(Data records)
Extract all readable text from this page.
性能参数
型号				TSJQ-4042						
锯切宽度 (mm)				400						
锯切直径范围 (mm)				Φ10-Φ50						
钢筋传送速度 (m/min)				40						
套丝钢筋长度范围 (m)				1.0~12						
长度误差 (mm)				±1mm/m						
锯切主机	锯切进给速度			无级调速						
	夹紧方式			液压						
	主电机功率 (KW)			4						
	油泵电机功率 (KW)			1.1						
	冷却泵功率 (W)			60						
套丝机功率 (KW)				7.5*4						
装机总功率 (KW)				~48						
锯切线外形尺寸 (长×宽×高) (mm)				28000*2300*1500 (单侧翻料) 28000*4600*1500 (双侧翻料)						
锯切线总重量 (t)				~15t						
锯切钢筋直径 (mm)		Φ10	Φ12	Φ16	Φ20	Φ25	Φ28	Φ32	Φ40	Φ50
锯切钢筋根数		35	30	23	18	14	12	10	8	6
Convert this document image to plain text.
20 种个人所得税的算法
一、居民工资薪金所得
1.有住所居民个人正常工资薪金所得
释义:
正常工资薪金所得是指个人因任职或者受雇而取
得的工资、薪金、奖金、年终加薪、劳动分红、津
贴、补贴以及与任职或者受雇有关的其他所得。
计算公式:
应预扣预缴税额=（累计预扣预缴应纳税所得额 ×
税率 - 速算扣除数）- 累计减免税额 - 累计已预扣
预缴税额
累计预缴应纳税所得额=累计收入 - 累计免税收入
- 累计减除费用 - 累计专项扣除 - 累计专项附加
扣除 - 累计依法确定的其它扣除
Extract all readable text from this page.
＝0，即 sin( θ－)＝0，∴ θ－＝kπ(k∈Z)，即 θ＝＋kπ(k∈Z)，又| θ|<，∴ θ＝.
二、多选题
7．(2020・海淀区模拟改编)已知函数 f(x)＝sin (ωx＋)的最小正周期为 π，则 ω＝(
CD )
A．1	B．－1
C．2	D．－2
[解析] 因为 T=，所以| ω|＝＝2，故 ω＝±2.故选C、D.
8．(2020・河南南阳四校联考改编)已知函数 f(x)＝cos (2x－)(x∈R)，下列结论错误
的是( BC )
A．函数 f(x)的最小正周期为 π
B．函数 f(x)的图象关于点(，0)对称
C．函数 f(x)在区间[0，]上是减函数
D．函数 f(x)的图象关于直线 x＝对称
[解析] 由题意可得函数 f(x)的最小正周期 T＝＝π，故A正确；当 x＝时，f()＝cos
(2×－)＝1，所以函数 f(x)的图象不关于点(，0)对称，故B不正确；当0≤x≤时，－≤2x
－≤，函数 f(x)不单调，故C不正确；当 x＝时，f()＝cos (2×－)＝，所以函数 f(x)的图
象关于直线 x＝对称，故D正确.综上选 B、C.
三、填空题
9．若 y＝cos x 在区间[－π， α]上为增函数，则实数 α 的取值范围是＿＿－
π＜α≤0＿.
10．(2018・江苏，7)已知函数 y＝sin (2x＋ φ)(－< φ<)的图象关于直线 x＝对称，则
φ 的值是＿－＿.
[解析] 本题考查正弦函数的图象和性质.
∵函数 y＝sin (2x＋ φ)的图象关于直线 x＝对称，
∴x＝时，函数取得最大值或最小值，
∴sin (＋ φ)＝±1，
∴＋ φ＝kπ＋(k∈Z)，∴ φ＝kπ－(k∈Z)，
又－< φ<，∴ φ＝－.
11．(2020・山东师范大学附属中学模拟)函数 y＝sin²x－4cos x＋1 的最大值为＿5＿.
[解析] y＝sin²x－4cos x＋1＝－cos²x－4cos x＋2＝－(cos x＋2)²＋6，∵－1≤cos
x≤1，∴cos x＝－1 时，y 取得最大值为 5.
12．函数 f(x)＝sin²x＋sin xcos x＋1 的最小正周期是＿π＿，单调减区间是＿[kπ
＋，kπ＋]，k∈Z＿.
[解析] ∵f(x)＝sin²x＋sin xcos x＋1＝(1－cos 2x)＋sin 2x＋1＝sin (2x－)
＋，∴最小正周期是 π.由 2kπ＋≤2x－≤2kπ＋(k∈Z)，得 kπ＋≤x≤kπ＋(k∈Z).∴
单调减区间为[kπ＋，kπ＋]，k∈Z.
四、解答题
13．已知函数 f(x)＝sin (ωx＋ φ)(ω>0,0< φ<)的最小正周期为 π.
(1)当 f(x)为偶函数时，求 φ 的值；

**Exercise description:**
The word "的最小正周期为" appears in how many lines of the data? Answer with only the number.

**Result of the exercise:**
3